> What to work on
Repeat the listing in full, word for word.
┌─ Provided records
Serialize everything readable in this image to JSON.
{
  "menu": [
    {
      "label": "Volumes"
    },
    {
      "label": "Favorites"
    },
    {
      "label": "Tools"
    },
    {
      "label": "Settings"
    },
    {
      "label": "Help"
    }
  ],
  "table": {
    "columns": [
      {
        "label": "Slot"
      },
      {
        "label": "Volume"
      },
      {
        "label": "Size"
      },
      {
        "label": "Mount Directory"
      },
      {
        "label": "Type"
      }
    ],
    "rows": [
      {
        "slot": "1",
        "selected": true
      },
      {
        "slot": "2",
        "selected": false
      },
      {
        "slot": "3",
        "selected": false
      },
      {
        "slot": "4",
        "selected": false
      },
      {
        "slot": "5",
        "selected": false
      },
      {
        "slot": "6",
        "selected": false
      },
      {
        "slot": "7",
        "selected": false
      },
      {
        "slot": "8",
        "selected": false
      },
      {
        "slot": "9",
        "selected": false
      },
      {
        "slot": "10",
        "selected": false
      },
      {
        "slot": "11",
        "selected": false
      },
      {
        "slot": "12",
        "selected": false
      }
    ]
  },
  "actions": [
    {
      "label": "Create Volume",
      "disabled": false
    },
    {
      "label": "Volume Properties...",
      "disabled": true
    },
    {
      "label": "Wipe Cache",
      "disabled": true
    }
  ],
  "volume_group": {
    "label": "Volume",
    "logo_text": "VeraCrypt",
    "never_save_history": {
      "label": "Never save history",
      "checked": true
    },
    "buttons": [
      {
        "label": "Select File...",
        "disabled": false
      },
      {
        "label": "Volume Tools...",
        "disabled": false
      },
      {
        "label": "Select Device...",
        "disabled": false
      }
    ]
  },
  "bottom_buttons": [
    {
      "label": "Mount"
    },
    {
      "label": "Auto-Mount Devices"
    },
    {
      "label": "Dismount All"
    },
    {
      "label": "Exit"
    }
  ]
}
└─
> Answer to this task
Serialize everything readable in this image to JSON.
{
  "menu": [
    {
      "label": "Volumes"
    },
    {
      "label": "Favorites"
    },
    {
      "label": "Tools"
    },
    {
      "label": "Settings"
    },
    {
      "label": "Help"
    }
  ],
  "table": {
    "columns": [
      {
        "label": "Slot"
      },
      {
        "label": "Volume"
      },
      {
        "label": "Size"
      },
      {
        "label": "Mount Directory"
      },
      {
        "label": "Type"
      }
    ],
    "rows": [
      {
        "slot": "1",
        "selected": true
      },
      {
        "slot": "2",
        "selected": false
      },
      {
        "slot": "3",
        "selected": false
      },
      {
        "slot": "4",
        "selected": false
      },
      {
        "slot": "5",
        "selected": false
      },
      {
        "slot": "6",
        "selected": false
      },
      {
        "slot": "7",
        "selected": false
      },
      {
        "slot": "8",
        "selected": false
      },
      {
        "slot": "9",
        "selected": false
      },
      {
        "slot": "10",
        "selected": false
      },
      {
        "slot": "11",
        "selected": false
      },
      {
        "slot": "12",
        "selected": false
      }
    ]
  },
  "actions": [
    {
      "label": "Create Volume",
      "disabled": false
    },
    {
      "label": "Volume Properties...",
      "disabled": true
    },
    {
      "label": "Wipe Cache",
      "disabled": true
    }
  ],
  "volume_group": {
    "label": "Volume",
    "logo_text": "VeraCrypt",
    "never_save_history": {
      "label": "Never save history",
      "checked": true
    },
    "buttons": [
      {
        "label": "Select File...",
        "disabled": false
      },
      {
        "label": "Volume Tools...",
        "disabled": false
      },
      {
        "label": "Select Device...",
        "disabled": false
      }
    ]
  },
  "bottom_buttons": [
    {
      "label": "Mount"
    },
    {
      "label": "Auto-Mount Devices"
    },
    {
      "label": "Dismount All"
    },
    {
      "label": "Exit"
    }
  ]
}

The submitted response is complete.